#### WHAT IS ASKED
Search the listing below for the string "GATE" and copy every line where it occurs.

# START OF STORED DATA

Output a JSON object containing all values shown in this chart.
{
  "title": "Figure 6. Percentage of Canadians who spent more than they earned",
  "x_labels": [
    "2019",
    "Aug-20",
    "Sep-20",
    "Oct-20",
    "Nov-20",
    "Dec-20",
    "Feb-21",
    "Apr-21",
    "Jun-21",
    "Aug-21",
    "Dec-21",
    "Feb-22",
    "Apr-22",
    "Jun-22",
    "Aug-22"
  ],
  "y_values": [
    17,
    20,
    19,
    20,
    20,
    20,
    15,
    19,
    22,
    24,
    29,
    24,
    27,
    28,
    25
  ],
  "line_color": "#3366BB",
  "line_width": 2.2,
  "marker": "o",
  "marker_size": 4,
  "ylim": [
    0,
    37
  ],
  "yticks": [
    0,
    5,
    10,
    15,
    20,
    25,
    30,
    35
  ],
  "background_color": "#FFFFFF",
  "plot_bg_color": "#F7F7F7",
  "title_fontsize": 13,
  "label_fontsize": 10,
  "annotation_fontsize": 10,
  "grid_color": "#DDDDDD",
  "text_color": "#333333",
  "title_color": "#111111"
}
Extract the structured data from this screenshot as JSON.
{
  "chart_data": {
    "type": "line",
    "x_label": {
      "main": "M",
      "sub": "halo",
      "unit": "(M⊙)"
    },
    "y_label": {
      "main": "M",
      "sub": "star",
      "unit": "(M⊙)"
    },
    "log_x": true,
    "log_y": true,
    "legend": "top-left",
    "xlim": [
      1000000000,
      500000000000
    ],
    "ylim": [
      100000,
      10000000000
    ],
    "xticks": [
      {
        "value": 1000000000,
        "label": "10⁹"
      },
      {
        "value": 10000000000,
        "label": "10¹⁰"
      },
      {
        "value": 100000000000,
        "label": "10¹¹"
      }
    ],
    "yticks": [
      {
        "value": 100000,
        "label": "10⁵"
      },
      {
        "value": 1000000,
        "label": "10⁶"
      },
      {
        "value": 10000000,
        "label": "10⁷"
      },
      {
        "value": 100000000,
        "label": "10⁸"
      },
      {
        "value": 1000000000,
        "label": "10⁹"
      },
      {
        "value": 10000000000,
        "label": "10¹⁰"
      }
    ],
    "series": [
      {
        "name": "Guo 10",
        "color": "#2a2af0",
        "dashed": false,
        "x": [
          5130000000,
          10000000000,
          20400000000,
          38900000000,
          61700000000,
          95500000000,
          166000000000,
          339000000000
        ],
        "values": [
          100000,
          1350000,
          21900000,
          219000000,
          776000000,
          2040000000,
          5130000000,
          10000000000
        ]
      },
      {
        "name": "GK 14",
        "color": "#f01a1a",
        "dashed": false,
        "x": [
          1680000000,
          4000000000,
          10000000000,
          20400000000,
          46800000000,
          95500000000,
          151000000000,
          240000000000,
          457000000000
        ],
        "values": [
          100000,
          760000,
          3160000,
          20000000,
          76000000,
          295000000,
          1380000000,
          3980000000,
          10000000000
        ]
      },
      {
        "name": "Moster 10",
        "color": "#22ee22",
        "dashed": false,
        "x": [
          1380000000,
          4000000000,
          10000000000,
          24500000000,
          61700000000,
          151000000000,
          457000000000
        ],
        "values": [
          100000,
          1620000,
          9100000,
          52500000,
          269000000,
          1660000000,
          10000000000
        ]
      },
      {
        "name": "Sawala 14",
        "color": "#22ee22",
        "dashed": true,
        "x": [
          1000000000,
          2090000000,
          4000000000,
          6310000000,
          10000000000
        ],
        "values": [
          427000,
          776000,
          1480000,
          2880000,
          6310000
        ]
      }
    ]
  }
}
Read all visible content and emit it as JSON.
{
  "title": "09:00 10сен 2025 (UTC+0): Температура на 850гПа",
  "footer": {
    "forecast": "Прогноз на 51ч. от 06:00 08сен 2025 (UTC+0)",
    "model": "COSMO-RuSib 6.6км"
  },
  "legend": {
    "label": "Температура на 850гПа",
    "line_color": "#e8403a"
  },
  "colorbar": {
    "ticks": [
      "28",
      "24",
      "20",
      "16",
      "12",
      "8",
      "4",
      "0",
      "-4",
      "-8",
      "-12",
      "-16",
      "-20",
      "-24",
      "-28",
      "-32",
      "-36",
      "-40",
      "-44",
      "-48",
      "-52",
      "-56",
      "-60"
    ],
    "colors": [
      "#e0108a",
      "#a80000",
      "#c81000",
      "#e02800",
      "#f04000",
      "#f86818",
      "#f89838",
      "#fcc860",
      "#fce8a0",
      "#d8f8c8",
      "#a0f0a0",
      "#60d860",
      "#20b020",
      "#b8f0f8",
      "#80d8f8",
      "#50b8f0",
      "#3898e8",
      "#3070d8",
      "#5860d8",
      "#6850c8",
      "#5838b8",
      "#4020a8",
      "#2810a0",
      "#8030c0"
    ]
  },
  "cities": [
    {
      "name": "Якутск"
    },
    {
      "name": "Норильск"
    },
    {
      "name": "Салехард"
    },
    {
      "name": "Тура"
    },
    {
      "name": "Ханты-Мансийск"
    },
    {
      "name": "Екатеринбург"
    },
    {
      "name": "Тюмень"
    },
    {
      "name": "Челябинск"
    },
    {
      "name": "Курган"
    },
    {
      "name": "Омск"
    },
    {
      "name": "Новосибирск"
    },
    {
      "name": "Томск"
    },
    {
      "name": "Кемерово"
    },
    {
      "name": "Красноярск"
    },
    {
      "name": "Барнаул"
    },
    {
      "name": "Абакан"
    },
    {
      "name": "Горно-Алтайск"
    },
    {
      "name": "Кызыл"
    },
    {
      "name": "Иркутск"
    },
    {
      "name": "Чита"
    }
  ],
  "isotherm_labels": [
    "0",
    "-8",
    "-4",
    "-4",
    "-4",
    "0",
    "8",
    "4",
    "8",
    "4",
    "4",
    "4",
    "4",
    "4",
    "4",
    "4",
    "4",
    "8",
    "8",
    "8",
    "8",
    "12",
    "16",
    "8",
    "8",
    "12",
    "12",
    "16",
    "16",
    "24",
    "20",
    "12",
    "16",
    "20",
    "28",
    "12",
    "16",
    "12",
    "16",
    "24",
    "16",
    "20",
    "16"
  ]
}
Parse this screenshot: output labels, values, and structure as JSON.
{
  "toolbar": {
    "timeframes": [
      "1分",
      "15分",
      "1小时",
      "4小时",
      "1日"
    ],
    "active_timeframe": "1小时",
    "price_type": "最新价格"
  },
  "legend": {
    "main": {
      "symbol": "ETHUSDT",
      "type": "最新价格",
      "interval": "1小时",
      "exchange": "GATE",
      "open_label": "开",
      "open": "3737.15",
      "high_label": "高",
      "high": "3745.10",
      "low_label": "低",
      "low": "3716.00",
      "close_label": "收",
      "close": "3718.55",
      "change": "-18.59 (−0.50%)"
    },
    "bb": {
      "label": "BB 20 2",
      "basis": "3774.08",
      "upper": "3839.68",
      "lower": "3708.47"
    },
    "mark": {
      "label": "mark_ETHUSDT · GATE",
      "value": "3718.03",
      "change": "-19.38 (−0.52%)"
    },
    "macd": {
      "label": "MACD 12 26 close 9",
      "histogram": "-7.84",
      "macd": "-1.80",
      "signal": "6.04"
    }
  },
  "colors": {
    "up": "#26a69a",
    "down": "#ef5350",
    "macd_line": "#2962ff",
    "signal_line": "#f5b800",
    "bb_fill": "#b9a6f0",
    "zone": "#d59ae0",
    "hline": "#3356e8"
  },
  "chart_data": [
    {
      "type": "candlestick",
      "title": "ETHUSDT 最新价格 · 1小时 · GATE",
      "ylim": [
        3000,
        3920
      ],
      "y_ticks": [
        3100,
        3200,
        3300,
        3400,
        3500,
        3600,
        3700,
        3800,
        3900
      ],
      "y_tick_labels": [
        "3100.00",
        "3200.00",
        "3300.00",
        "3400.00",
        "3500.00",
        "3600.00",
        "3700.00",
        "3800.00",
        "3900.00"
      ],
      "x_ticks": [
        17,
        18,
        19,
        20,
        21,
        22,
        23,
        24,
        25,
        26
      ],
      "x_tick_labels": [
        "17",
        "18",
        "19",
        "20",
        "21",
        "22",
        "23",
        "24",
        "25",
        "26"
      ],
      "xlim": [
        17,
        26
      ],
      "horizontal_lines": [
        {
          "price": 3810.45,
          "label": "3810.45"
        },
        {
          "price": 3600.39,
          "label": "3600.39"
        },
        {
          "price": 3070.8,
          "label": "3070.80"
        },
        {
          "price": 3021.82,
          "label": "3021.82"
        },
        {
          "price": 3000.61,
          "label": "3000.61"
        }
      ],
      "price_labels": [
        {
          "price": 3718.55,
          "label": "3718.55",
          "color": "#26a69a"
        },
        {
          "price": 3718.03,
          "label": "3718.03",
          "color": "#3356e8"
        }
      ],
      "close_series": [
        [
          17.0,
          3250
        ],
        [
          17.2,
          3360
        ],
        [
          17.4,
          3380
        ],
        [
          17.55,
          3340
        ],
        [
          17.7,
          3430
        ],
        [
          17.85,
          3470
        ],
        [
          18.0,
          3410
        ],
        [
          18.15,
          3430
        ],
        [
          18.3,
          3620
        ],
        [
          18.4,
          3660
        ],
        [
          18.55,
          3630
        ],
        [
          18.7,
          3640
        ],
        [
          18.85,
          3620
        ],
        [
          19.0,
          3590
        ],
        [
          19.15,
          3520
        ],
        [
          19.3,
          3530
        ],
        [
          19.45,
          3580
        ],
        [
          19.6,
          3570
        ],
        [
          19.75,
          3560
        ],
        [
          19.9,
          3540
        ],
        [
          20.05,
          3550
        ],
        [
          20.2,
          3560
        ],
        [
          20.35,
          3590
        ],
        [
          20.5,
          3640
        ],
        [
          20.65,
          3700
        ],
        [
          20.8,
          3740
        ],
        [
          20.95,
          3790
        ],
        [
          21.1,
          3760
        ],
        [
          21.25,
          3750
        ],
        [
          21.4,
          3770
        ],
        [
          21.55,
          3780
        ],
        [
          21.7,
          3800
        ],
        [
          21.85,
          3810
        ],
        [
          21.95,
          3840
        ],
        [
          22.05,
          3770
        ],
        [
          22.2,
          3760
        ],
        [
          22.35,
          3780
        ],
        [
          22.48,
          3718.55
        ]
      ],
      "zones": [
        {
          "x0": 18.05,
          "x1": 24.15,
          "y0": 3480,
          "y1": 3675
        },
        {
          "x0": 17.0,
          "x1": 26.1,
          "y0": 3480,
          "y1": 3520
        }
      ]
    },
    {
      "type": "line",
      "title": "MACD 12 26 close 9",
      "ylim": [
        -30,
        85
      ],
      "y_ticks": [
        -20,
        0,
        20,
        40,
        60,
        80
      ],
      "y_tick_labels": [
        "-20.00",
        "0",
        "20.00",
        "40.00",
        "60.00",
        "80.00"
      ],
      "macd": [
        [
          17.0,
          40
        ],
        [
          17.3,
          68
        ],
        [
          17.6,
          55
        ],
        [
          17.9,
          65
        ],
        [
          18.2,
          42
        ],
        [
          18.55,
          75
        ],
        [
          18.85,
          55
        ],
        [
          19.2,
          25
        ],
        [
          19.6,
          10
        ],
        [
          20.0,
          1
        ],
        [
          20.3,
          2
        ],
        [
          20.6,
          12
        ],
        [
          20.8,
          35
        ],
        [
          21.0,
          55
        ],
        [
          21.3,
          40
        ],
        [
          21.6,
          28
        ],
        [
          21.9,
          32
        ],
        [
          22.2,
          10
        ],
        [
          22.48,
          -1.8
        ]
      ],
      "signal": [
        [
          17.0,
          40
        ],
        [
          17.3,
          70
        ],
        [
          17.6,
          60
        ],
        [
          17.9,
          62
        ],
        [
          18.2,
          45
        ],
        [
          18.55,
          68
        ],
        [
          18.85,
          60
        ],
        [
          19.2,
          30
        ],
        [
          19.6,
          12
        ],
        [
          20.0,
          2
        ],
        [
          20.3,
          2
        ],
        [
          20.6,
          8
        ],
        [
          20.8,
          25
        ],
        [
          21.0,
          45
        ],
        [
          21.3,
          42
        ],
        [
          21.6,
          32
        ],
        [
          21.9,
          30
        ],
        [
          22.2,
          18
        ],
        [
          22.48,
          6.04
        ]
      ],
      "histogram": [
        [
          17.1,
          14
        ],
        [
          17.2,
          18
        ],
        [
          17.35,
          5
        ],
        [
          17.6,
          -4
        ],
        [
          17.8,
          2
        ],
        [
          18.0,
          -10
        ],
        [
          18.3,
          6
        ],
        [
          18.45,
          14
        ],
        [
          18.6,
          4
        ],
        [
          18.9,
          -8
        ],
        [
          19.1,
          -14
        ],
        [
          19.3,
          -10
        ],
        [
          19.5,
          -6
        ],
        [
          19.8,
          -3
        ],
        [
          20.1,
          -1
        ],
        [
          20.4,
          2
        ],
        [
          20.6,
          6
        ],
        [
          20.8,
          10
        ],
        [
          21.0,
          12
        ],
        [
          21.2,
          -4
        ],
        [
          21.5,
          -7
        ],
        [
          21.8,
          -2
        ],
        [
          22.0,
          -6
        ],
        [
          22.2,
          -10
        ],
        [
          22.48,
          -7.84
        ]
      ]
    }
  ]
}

# END OF STORED DATA

#### WRITTEN SOLUTION
      "exchange": "GATE",
      "label": "mark_ETHUSDT · GATE",
      "title": "ETHUSDT 最新价格 · 1小时 · GATE",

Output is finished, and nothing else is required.